• _REQUIRED WORK_
In the records below, locate the line containing "Give me a plain-text", then extract it and all following lines exactly, ending with the last line.

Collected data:
■ ■ ■ ■ ■
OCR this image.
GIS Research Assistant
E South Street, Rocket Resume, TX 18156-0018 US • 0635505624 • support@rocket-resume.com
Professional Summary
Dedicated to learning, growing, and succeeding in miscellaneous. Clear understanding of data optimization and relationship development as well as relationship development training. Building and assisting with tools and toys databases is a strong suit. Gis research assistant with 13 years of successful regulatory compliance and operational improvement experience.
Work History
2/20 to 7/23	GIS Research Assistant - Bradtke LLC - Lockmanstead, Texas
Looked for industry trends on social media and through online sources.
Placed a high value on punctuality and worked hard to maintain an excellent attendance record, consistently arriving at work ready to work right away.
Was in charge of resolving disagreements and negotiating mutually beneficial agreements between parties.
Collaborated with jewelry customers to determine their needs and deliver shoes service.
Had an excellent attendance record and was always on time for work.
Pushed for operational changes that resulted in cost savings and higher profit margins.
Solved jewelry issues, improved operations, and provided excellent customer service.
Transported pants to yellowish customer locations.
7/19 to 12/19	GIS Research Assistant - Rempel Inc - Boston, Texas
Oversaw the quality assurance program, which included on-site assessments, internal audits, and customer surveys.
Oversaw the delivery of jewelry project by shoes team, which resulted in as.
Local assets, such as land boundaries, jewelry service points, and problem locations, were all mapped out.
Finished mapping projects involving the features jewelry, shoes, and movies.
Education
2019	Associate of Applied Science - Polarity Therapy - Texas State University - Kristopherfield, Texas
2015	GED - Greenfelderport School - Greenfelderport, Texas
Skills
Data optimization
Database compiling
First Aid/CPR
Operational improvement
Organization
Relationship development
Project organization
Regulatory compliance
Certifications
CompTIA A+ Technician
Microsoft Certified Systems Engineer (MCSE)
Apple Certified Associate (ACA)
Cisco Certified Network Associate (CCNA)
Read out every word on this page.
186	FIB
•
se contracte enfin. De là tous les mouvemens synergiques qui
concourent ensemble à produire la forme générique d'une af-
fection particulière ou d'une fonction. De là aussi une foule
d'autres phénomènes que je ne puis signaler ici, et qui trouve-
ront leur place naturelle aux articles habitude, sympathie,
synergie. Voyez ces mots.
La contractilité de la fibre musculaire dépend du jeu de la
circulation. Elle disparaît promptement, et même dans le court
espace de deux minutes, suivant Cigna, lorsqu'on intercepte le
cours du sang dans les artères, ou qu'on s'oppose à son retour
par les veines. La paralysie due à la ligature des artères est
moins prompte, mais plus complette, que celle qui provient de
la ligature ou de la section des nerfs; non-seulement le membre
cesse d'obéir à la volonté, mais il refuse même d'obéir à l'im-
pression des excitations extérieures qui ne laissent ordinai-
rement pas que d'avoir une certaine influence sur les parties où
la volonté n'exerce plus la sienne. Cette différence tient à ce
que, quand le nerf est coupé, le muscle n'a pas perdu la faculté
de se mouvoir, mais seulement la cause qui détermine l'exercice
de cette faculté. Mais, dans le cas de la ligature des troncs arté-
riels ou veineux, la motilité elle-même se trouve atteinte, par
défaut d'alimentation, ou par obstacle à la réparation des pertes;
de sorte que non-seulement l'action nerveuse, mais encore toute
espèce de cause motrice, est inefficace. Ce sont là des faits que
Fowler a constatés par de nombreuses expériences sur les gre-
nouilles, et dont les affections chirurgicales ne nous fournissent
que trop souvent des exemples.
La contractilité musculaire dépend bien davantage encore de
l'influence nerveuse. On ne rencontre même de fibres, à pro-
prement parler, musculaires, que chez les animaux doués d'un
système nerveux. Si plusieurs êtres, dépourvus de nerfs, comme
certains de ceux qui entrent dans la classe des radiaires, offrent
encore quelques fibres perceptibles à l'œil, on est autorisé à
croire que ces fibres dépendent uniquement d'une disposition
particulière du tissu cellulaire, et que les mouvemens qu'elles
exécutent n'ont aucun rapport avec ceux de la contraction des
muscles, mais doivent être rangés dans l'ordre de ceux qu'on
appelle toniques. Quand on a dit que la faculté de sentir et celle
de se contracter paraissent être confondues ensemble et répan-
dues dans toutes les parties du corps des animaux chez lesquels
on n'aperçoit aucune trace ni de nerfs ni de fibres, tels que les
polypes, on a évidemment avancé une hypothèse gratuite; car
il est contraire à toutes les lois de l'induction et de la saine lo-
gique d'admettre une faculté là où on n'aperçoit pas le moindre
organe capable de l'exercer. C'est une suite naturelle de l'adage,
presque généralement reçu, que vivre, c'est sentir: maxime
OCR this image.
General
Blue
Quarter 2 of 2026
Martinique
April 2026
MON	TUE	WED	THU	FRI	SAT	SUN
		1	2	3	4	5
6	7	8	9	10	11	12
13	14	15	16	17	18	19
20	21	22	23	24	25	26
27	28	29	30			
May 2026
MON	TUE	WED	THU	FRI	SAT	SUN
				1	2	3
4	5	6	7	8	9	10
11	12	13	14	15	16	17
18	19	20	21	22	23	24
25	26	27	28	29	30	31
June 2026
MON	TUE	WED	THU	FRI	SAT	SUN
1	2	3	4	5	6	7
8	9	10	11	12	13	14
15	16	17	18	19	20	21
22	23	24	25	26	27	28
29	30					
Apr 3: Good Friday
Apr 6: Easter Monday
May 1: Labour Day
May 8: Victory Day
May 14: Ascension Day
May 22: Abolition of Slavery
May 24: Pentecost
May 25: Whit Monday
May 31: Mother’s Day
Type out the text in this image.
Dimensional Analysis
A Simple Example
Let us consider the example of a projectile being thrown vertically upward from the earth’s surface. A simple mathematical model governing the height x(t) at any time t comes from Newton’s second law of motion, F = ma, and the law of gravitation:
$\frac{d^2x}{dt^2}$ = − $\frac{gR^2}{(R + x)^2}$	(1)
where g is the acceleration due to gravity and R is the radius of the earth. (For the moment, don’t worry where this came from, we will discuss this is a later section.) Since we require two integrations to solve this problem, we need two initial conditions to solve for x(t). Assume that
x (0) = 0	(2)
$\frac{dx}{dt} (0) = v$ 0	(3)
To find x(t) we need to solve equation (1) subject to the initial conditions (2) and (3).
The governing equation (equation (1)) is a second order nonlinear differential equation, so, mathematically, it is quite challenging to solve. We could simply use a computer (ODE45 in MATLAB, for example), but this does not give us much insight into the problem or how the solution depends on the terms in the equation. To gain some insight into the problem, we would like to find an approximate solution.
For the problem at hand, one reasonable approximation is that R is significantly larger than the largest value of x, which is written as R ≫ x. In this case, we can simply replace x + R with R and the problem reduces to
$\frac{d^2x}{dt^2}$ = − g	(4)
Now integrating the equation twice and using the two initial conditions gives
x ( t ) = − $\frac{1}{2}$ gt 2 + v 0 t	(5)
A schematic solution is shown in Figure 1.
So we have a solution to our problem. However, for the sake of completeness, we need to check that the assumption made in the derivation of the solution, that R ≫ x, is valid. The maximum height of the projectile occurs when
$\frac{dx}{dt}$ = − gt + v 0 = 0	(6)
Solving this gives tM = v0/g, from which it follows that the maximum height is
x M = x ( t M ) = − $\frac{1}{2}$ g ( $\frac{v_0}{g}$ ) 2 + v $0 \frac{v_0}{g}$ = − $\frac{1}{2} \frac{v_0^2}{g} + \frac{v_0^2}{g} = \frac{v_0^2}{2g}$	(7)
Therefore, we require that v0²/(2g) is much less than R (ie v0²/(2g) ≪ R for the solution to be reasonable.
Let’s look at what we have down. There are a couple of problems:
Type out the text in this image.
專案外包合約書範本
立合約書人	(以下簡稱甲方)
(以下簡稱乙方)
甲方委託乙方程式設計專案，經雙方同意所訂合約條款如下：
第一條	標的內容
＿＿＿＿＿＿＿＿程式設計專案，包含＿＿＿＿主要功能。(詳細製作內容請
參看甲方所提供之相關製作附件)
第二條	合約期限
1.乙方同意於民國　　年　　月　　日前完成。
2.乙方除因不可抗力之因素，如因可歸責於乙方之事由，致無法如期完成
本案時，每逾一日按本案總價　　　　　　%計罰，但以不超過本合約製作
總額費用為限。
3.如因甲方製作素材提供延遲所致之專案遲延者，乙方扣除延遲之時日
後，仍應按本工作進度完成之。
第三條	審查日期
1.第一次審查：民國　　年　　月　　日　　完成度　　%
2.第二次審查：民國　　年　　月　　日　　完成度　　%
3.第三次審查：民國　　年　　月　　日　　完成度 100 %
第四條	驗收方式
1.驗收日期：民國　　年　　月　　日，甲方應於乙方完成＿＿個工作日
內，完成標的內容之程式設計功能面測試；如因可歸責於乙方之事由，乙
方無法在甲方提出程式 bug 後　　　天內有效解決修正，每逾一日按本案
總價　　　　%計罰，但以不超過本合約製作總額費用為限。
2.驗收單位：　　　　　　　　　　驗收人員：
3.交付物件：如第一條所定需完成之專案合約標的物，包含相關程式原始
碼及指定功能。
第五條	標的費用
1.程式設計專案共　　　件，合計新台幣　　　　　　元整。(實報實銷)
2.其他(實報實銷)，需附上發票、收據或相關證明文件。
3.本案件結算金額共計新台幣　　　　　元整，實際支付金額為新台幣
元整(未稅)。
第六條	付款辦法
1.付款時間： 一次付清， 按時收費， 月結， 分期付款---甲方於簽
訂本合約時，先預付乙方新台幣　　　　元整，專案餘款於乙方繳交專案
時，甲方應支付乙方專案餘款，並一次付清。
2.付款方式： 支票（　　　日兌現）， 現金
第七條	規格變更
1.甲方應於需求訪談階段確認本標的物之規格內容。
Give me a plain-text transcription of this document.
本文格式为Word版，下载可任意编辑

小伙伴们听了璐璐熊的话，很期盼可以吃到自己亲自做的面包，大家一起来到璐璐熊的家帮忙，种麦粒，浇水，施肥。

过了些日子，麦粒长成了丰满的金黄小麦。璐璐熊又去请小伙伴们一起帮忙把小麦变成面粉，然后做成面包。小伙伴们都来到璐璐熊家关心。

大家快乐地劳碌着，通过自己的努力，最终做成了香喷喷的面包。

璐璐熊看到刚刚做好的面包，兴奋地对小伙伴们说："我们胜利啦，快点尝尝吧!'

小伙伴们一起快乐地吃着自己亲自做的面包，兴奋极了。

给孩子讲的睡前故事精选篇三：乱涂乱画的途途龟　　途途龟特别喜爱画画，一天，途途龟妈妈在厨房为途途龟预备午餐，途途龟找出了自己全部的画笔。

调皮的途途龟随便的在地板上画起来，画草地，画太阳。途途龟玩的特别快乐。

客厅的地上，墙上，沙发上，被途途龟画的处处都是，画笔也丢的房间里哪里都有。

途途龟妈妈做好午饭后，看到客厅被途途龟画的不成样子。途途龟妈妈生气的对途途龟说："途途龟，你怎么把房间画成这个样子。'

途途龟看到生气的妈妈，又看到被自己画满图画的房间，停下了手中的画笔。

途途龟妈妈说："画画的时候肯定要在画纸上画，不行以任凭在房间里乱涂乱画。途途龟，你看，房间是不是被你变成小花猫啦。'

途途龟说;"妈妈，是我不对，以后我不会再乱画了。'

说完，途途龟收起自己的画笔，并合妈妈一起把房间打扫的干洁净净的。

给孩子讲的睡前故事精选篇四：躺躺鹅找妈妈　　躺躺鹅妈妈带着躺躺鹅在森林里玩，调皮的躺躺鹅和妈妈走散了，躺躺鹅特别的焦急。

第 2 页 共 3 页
■ ■ ■ ■ ■
• _RESPONSE TO THE TASK_
Give me a plain-text transcription of this document.
本文格式为Word版，下载可任意编辑

小伙伴们听了璐璐熊的话，很期盼可以吃到自己亲自做的面包，大家一起来到璐璐熊的家帮忙，种麦粒，浇水，施肥。

过了些日子，麦粒长成了丰满的金黄小麦。璐璐熊又去请小伙伴们一起帮忙把小麦变成面粉，然后做成面包。小伙伴们都来到璐璐熊家关心。

大家快乐地劳碌着，通过自己的努力，最终做成了香喷喷的面包。

璐璐熊看到刚刚做好的面包，兴奋地对小伙伴们说："我们胜利啦，快点尝尝吧!'

小伙伴们一起快乐地吃着自己亲自做的面包，兴奋极了。

给孩子讲的睡前故事精选篇三：乱涂乱画的途途龟　　途途龟特别喜爱画画，一天，途途龟妈妈在厨房为途途龟预备午餐，途途龟找出了自己全部的画笔。

调皮的途途龟随便的在地板上画起来，画草地，画太阳。途途龟玩的特别快乐。

客厅的地上，墙上，沙发上，被途途龟画的处处都是，画笔也丢的房间里哪里都有。

途途龟妈妈做好午饭后，看到客厅被途途龟画的不成样子。途途龟妈妈生气的对途途龟说："途途龟，你怎么把房间画成这个样子。'

途途龟看到生气的妈妈，又看到被自己画满图画的房间，停下了手中的画笔。

途途龟妈妈说："画画的时候肯定要在画纸上画，不行以任凭在房间里乱涂乱画。途途龟，你看，房间是不是被你变成小花猫啦。'

途途龟说;"妈妈，是我不对，以后我不会再乱画了。'

说完，途途龟收起自己的画笔，并合妈妈一起把房间打扫的干洁净净的。

给孩子讲的睡前故事精选篇四：躺躺鹅找妈妈　　躺躺鹅妈妈带着躺躺鹅在森林里玩，调皮的躺躺鹅和妈妈走散了，躺躺鹅特别的焦急。

第 2 页 共 3 页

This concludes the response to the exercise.